— Problem to solve —
Images must not appear in your copy; reproduce every other part of the records exactly.

[Data excerpts]
= = =
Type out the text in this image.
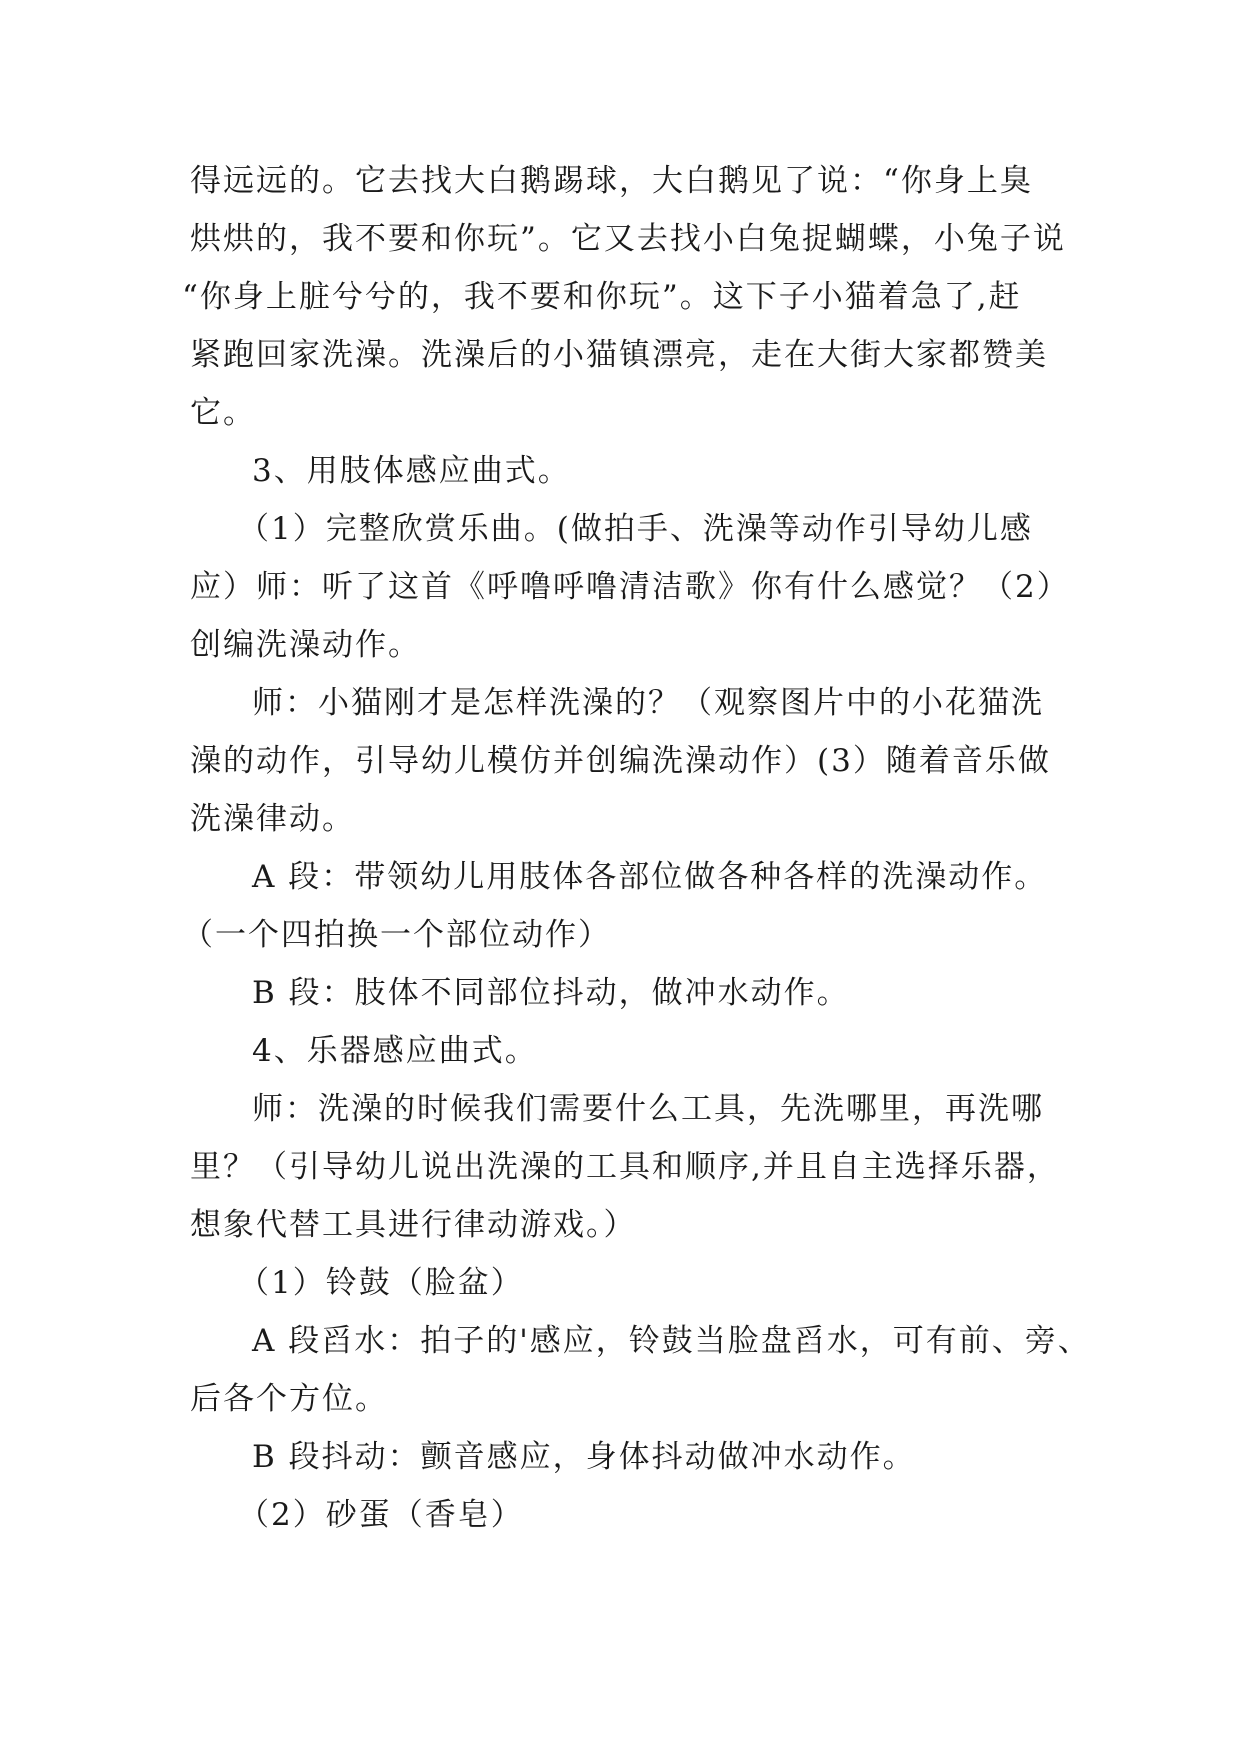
得远远的。它去找大白鹅踢球，大白鹅见了说：“你身上臭
烘烘的，我不要和你玩”。它又去找小白兔捉蝴蝶，小兔子说
“你身上脏兮兮的，我不要和你玩”。这下子小猫着急了,赶
紧跑回家洗澡。洗澡后的小猫镇漂亮，走在大街大家都赞美
它。
3、用肢体感应曲式。
（1）完整欣赏乐曲。(做拍手、洗澡等动作引导幼儿感
应）师：听了这首《呼噜呼噜清洁歌》你有什么感觉？（2）
创编洗澡动作。
师：小猫刚才是怎样洗澡的？（观察图片中的小花猫洗
澡的动作，引导幼儿模仿并创编洗澡动作）(3）随着音乐做
洗澡律动。
A 段：带领幼儿用肢体各部位做各种各样的洗澡动作。
（一个四拍换一个部位动作）
B 段：肢体不同部位抖动，做冲水动作。
4、乐器感应曲式。
师：洗澡的时候我们需要什么工具，先洗哪里，再洗哪
里？（引导幼儿说出洗澡的工具和顺序,并且自主选择乐器，
想象代替工具进行律动游戏。）
（1）铃鼓（脸盆）
A 段舀水：拍子的'感应，铃鼓当脸盘舀水，可有前、旁、
后各个方位。
B 段抖动：颤音感应，身体抖动做冲水动作。
（2）砂蛋（香皂）
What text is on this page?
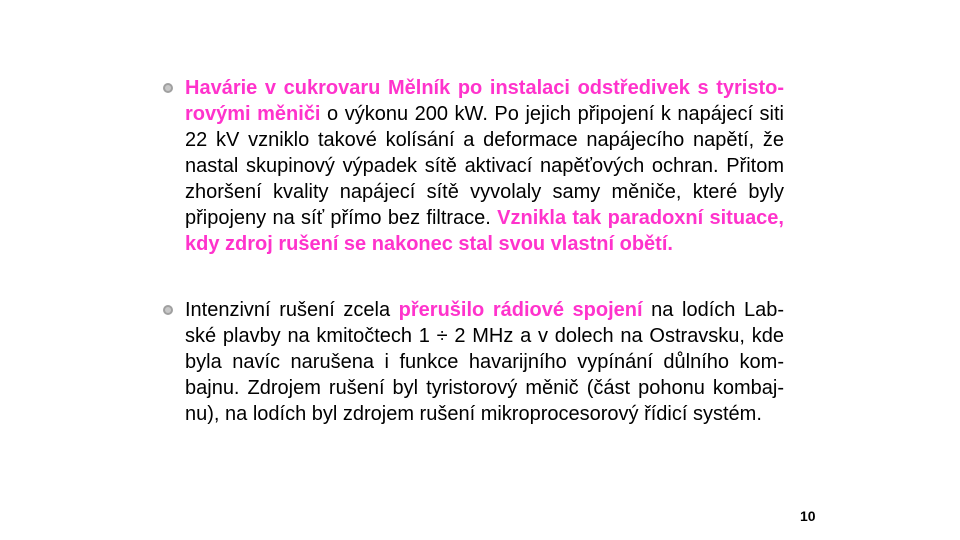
Havárie v cukrovaru Mělník po instalaci odstředivek s tyristo-rovými měniči o výkonu 200 kW. Po jejich připojení k napájecí siti 22 kV vzniklo takové kolísání a deformace napájecího napětí, že nastal skupinový výpadek sítě aktivací napěťových ochran. Přitom zhoršení kvality napájecí sítě vyvolaly samy měniče, které byly připojeny na síť přímo bez filtrace. Vznikla tak paradoxní situace, kdy zdroj rušení se nakonec stal svou vlastní obětí.
Intenzivní rušení zcela přerušilo rádiové spojení na lodích Lab-ské plavby na kmitočtech 1 ÷ 2 MHz a v dolech na Ostravsku, kde byla navíc narušena i funkce havarijního vypínání důlního kom-bajnu. Zdrojem rušení byl tyristorový měnič (část pohonu kombaj-nu), na lodích byl zdrojem rušení mikroprocesorový řídicí systém.
10
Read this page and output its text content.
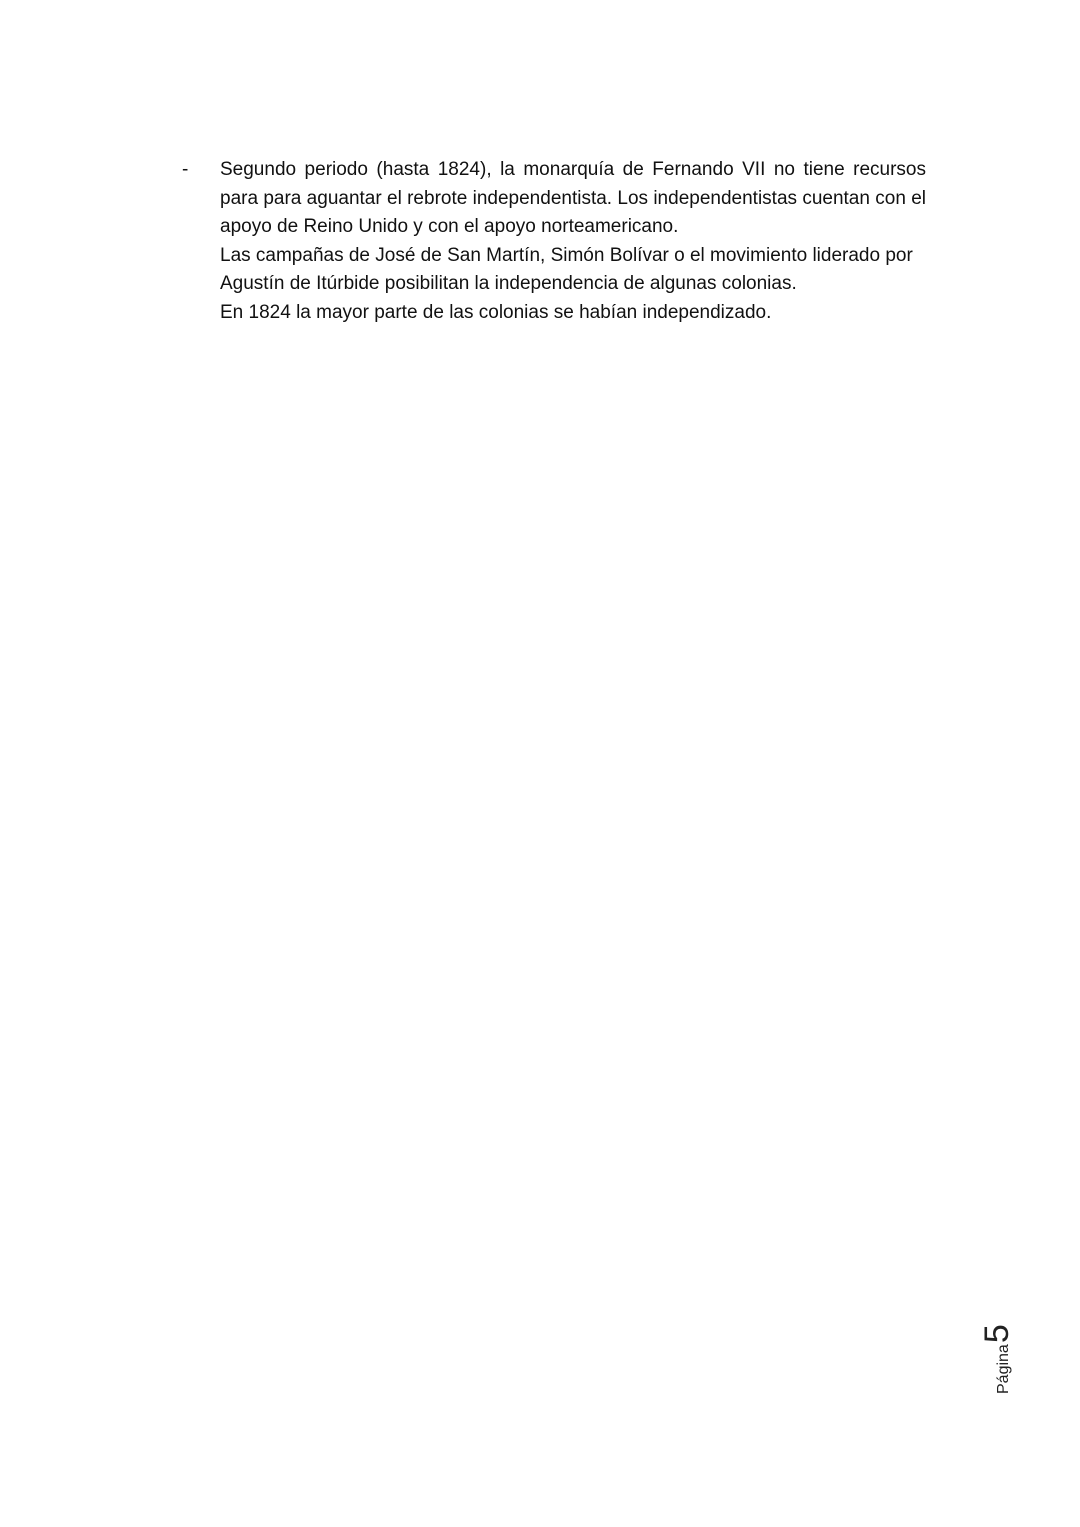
- Segundo periodo (hasta 1824), la monarquía de Fernando VII no tiene recursos para para aguantar el rebrote independentista. Los independentistas cuentan con el apoyo de Reino Unido y con el apoyo norteamericano.

Las campañas de José de San Martín, Simón Bolívar o el movimiento liderado por Agustín de Itúrbide posibilitan la independencia de algunas colonias.

En 1824 la mayor parte de las colonias se habían independizado.

Página
5
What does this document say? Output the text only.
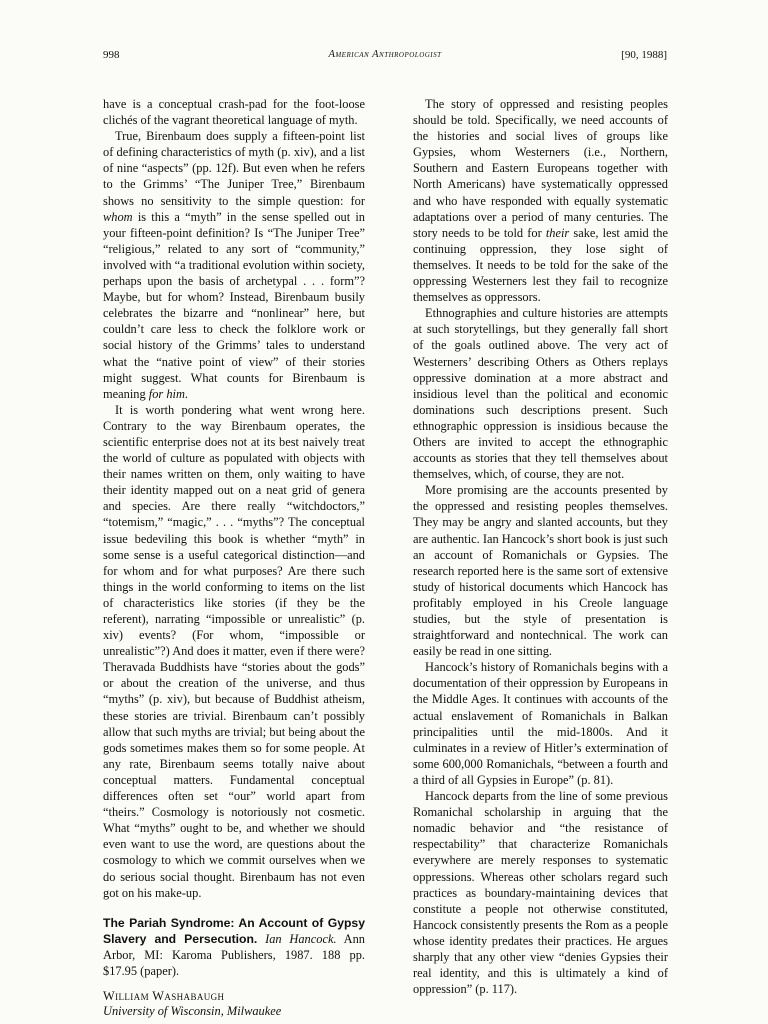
998	American Anthropologist	[90, 1988]

have is a conceptual crash-pad for the foot-loose clichés of the vagrant theoretical language of myth.

True, Birenbaum does supply a fifteen-point list of defining characteristics of myth (p. xiv), and a list of nine “aspects” (pp. 12f). But even when he refers to the Grimms’ “The Juniper Tree,” Birenbaum shows no sensitivity to the simple question: for whom is this a “myth” in the sense spelled out in your fifteen-point definition? Is “The Juniper Tree” “religious,” related to any sort of “community,” involved with “a traditional evolution within society, perhaps upon the basis of archetypal . . . form”? Maybe, but for whom? Instead, Birenbaum busily celebrates the bizarre and “nonlinear” here, but couldn’t care less to check the folklore work or social history of the Grimms’ tales to understand what the “native point of view” of their stories might suggest. What counts for Birenbaum is meaning for him.

It is worth pondering what went wrong here. Contrary to the way Birenbaum operates, the scientific enterprise does not at its best naively treat the world of culture as populated with objects with their names written on them, only waiting to have their identity mapped out on a neat grid of genera and species. Are there really “witchdoctors,” “totemism,” “magic,” . . . “myths”? The conceptual issue bedeviling this book is whether “myth” in some sense is a useful categorical distinction—and for whom and for what purposes? Are there such things in the world conforming to items on the list of characteristics like stories (if they be the referent), narrating “impossible or unrealistic” (p. xiv) events? (For whom, “impossible or unrealistic”?) And does it matter, even if there were? Theravada Buddhists have “stories about the gods” or about the creation of the universe, and thus “myths” (p. xiv), but because of Buddhist atheism, these stories are trivial. Birenbaum can’t possibly allow that such myths are trivial; but being about the gods sometimes makes them so for some people. At any rate, Birenbaum seems totally naive about conceptual matters. Fundamental conceptual differences often set “our” world apart from “theirs.” Cosmology is notoriously not cosmetic. What “myths” ought to be, and whether we should even want to use the word, are questions about the cosmology to which we commit ourselves when we do serious social thought. Birenbaum has not even got on his make-up.

The Pariah Syndrome: An Account of Gypsy Slavery and Persecution. Ian Hancock. Ann Arbor, MI: Karoma Publishers, 1987. 188 pp. $17.95 (paper).

William Washabaugh
University of Wisconsin, Milwaukee

The story of oppressed and resisting peoples should be told. Specifically, we need accounts of the histories and social lives of groups like Gypsies, whom Westerners (i.e., Northern, Southern and Eastern Europeans together with North Americans) have systematically oppressed and who have responded with equally systematic adaptations over a period of many centuries. The story needs to be told for their sake, lest amid the continuing oppression, they lose sight of themselves. It needs to be told for the sake of the oppressing Westerners lest they fail to recognize themselves as oppressors.

Ethnographies and culture histories are attempts at such storytellings, but they generally fall short of the goals outlined above. The very act of Westerners’ describing Others as Others replays oppressive domination at a more abstract and insidious level than the political and economic dominations such descriptions present. Such ethnographic oppression is insidious because the Others are invited to accept the ethnographic accounts as stories that they tell themselves about themselves, which, of course, they are not.

More promising are the accounts presented by the oppressed and resisting peoples themselves. They may be angry and slanted accounts, but they are authentic. Ian Hancock’s short book is just such an account of Romanichals or Gypsies. The research reported here is the same sort of extensive study of historical documents which Hancock has profitably employed in his Creole language studies, but the style of presentation is straightforward and nontechnical. The work can easily be read in one sitting.

Hancock’s history of Romanichals begins with a documentation of their oppression by Europeans in the Middle Ages. It continues with accounts of the actual enslavement of Romanichals in Balkan principalities until the mid-1800s. And it culminates in a review of Hitler’s extermination of some 600,000 Romanichals, “between a fourth and a third of all Gypsies in Europe” (p. 81).

Hancock departs from the line of some previous Romanichal scholarship in arguing that the nomadic behavior and “the resistance of respectability” that characterize Romanichals everywhere are merely responses to systematic oppressions. Whereas other scholars regard such practices as boundary-maintaining devices that constitute a people not otherwise constituted, Hancock consistently presents the Rom as a people whose identity predates their practices. He argues sharply that any other view “denies Gypsies their real identity, and this is ultimately a kind of oppression” (p. 117).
= = =
— Full response —
Type out the text in this image.
得远远的。它去找大白鹅踢球，大白鹅见了说：“你身上臭
烘烘的，我不要和你玩”。它又去找小白兔捉蝴蝶，小兔子说
“你身上脏兮兮的，我不要和你玩”。这下子小猫着急了,赶
紧跑回家洗澡。洗澡后的小猫镇漂亮，走在大街大家都赞美
它。
3、用肢体感应曲式。
（1）完整欣赏乐曲。(做拍手、洗澡等动作引导幼儿感
应）师：听了这首《呼噜呼噜清洁歌》你有什么感觉？（2）
创编洗澡动作。
师：小猫刚才是怎样洗澡的？（观察图片中的小花猫洗
澡的动作，引导幼儿模仿并创编洗澡动作）(3）随着音乐做
洗澡律动。
A 段：带领幼儿用肢体各部位做各种各样的洗澡动作。
（一个四拍换一个部位动作）
B 段：肢体不同部位抖动，做冲水动作。
4、乐器感应曲式。
师：洗澡的时候我们需要什么工具，先洗哪里，再洗哪
里？（引导幼儿说出洗澡的工具和顺序,并且自主选择乐器，
想象代替工具进行律动游戏。）
（1）铃鼓（脸盆）
A 段舀水：拍子的'感应，铃鼓当脸盘舀水，可有前、旁、
后各个方位。
B 段抖动：颤音感应，身体抖动做冲水动作。
（2）砂蛋（香皂）
What text is on this page?
Havárie v cukrovaru Mělník po instalaci odstředivek s tyristo-rovými měniči o výkonu 200 kW. Po jejich připojení k napájecí siti 22 kV vzniklo takové kolísání a deformace napájecího napětí, že nastal skupinový výpadek sítě aktivací napěťových ochran. Přitom zhoršení kvality napájecí sítě vyvolaly samy měniče, které byly připojeny na síť přímo bez filtrace. Vznikla tak paradoxní situace, kdy zdroj rušení se nakonec stal svou vlastní obětí.
Intenzivní rušení zcela přerušilo rádiové spojení na lodích Lab-ské plavby na kmitočtech 1 ÷ 2 MHz a v dolech na Ostravsku, kde byla navíc narušena i funkce havarijního vypínání důlního kom-bajnu. Zdrojem rušení byl tyristorový měnič (část pohonu kombaj-nu), na lodích byl zdrojem rušení mikroprocesorový řídicí systém.
10
Read this page and output its text content.
- Segundo periodo (hasta 1824), la monarquía de Fernando VII no tiene recursos para para aguantar el rebrote independentista. Los independentistas cuentan con el apoyo de Reino Unido y con el apoyo norteamericano.

Las campañas de José de San Martín, Simón Bolívar o el movimiento liderado por Agustín de Itúrbide posibilitan la independencia de algunas colonias.

En 1824 la mayor parte de las colonias se habían independizado.

Página
5
What does this document say? Output the text only.
998	American Anthropologist	[90, 1988]

have is a conceptual crash-pad for the foot-loose clichés of the vagrant theoretical language of myth.

True, Birenbaum does supply a fifteen-point list of defining characteristics of myth (p. xiv), and a list of nine “aspects” (pp. 12f). But even when he refers to the Grimms’ “The Juniper Tree,” Birenbaum shows no sensitivity to the simple question: for whom is this a “myth” in the sense spelled out in your fifteen-point definition? Is “The Juniper Tree” “religious,” related to any sort of “community,” involved with “a traditional evolution within society, perhaps upon the basis of archetypal . . . form”? Maybe, but for whom? Instead, Birenbaum busily celebrates the bizarre and “nonlinear” here, but couldn’t care less to check the folklore work or social history of the Grimms’ tales to understand what the “native point of view” of their stories might suggest. What counts for Birenbaum is meaning for him.

It is worth pondering what went wrong here. Contrary to the way Birenbaum operates, the scientific enterprise does not at its best naively treat the world of culture as populated with objects with their names written on them, only waiting to have their identity mapped out on a neat grid of genera and species. Are there really “witchdoctors,” “totemism,” “magic,” . . . “myths”? The conceptual issue bedeviling this book is whether “myth” in some sense is a useful categorical distinction—and for whom and for what purposes? Are there such things in the world conforming to items on the list of characteristics like stories (if they be the referent), narrating “impossible or unrealistic” (p. xiv) events? (For whom, “impossible or unrealistic”?) And does it matter, even if there were? Theravada Buddhists have “stories about the gods” or about the creation of the universe, and thus “myths” (p. xiv), but because of Buddhist atheism, these stories are trivial. Birenbaum can’t possibly allow that such myths are trivial; but being about the gods sometimes makes them so for some people. At any rate, Birenbaum seems totally naive about conceptual matters. Fundamental conceptual differences often set “our” world apart from “theirs.” Cosmology is notoriously not cosmetic. What “myths” ought to be, and whether we should even want to use the word, are questions about the cosmology to which we commit ourselves when we do serious social thought. Birenbaum has not even got on his make-up.

The Pariah Syndrome: An Account of Gypsy Slavery and Persecution. Ian Hancock. Ann Arbor, MI: Karoma Publishers, 1987. 188 pp. $17.95 (paper).

William Washabaugh
University of Wisconsin, Milwaukee

The story of oppressed and resisting peoples should be told. Specifically, we need accounts of the histories and social lives of groups like Gypsies, whom Westerners (i.e., Northern, Southern and Eastern Europeans together with North Americans) have systematically oppressed and who have responded with equally systematic adaptations over a period of many centuries. The story needs to be told for their sake, lest amid the continuing oppression, they lose sight of themselves. It needs to be told for the sake of the oppressing Westerners lest they fail to recognize themselves as oppressors.

Ethnographies and culture histories are attempts at such storytellings, but they generally fall short of the goals outlined above. The very act of Westerners’ describing Others as Others replays oppressive domination at a more abstract and insidious level than the political and economic dominations such descriptions present. Such ethnographic oppression is insidious because the Others are invited to accept the ethnographic accounts as stories that they tell themselves about themselves, which, of course, they are not.

More promising are the accounts presented by the oppressed and resisting peoples themselves. They may be angry and slanted accounts, but they are authentic. Ian Hancock’s short book is just such an account of Romanichals or Gypsies. The research reported here is the same sort of extensive study of historical documents which Hancock has profitably employed in his Creole language studies, but the style of presentation is straightforward and nontechnical. The work can easily be read in one sitting.

Hancock’s history of Romanichals begins with a documentation of their oppression by Europeans in the Middle Ages. It continues with accounts of the actual enslavement of Romanichals in Balkan principalities until the mid-1800s. And it culminates in a review of Hitler’s extermination of some 600,000 Romanichals, “between a fourth and a third of all Gypsies in Europe” (p. 81).

Hancock departs from the line of some previous Romanichal scholarship in arguing that the nomadic behavior and “the resistance of respectability” that characterize Romanichals everywhere are merely responses to systematic oppressions. Whereas other scholars regard such practices as boundary-maintaining devices that constitute a people not otherwise constituted, Hancock consistently presents the Rom as a people whose identity predates their practices. He argues sharply that any other view “denies Gypsies their real identity, and this is ultimately a kind of oppression” (p. 117).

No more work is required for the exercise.